* **WRITTEN INSTRUCTION**: Find every line with the word "влияние" and give their count, nothing else.

* **PROVIDED DATA**:

________________________________________

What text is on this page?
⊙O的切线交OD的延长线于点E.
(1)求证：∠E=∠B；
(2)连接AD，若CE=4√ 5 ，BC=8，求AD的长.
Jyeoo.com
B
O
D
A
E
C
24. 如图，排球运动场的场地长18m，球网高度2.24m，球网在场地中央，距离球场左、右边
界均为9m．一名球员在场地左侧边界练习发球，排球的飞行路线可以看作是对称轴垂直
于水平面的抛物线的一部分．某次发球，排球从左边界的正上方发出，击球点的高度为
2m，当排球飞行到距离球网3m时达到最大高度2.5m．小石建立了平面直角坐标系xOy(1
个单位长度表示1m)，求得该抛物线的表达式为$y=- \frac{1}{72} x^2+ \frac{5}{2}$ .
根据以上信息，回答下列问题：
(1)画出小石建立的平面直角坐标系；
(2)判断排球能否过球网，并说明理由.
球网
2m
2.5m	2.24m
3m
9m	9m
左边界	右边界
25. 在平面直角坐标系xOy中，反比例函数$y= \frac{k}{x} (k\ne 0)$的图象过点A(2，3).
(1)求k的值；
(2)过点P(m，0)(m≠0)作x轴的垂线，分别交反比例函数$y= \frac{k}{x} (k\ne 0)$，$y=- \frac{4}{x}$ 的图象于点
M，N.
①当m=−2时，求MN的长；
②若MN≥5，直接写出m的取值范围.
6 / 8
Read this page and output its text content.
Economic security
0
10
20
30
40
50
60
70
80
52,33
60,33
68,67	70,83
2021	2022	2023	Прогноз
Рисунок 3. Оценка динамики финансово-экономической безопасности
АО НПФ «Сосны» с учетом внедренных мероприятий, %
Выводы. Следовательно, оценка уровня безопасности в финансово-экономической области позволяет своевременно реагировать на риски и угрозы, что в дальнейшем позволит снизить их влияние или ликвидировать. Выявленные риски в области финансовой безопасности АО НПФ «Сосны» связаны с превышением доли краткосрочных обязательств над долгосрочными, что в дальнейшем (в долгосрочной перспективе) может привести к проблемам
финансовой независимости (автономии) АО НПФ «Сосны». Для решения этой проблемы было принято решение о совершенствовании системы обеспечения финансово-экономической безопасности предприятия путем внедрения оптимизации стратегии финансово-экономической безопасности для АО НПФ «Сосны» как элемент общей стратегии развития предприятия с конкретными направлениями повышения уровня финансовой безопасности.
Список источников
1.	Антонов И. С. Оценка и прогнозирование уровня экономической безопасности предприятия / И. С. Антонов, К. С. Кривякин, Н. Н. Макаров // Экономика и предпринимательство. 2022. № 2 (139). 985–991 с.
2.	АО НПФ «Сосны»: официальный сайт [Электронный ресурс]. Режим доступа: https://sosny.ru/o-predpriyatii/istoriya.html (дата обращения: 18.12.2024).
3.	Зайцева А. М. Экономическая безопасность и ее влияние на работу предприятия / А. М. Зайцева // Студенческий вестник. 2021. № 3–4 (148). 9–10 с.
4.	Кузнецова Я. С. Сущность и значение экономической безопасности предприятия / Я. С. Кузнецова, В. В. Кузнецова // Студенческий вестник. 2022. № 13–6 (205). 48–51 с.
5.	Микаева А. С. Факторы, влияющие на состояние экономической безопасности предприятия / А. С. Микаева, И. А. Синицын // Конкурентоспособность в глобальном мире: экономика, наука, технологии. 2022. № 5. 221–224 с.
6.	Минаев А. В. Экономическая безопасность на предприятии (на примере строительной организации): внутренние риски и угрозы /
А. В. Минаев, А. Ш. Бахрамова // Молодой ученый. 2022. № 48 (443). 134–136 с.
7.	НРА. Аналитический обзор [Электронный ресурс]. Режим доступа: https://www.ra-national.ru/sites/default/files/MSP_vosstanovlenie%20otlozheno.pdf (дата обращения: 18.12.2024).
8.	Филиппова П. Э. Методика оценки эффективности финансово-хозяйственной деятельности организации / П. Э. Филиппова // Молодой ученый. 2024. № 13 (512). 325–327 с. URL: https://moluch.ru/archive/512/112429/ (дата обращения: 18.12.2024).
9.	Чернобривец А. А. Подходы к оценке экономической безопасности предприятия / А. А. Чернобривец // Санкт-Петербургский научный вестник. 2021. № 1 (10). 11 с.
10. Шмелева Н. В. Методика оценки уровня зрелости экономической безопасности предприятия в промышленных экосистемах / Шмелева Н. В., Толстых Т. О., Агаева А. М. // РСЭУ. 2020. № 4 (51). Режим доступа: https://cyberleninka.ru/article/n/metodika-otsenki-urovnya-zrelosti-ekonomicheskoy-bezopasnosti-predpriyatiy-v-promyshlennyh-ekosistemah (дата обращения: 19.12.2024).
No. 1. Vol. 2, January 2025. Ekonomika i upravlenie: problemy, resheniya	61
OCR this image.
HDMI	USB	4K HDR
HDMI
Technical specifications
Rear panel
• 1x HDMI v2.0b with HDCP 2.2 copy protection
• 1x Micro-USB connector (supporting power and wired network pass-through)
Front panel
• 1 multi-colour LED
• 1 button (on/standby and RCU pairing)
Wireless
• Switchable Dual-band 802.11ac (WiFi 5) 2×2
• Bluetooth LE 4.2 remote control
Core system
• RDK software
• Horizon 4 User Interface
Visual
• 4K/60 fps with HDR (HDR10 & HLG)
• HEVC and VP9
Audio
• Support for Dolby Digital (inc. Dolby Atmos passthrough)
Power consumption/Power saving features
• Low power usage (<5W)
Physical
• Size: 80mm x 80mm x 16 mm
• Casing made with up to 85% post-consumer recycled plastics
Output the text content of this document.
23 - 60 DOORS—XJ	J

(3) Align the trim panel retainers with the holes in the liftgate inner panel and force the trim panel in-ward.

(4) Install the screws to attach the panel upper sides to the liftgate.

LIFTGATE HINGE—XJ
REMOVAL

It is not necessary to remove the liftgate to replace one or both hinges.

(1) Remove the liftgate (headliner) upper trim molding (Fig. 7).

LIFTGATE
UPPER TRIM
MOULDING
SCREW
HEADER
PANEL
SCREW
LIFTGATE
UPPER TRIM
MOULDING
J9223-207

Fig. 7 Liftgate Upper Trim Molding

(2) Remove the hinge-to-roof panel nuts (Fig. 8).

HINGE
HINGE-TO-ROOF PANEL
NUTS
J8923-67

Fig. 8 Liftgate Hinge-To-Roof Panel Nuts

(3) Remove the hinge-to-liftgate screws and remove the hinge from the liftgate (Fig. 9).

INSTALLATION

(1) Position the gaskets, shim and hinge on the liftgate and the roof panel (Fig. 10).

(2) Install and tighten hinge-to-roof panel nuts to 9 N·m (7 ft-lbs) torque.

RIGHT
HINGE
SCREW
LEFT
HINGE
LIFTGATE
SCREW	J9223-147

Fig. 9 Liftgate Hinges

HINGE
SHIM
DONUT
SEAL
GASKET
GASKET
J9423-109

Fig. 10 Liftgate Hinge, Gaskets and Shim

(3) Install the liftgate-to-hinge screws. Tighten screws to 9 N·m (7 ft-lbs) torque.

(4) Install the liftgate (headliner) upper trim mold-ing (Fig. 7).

________________________________________

* **WORKED SOLUTION**: 2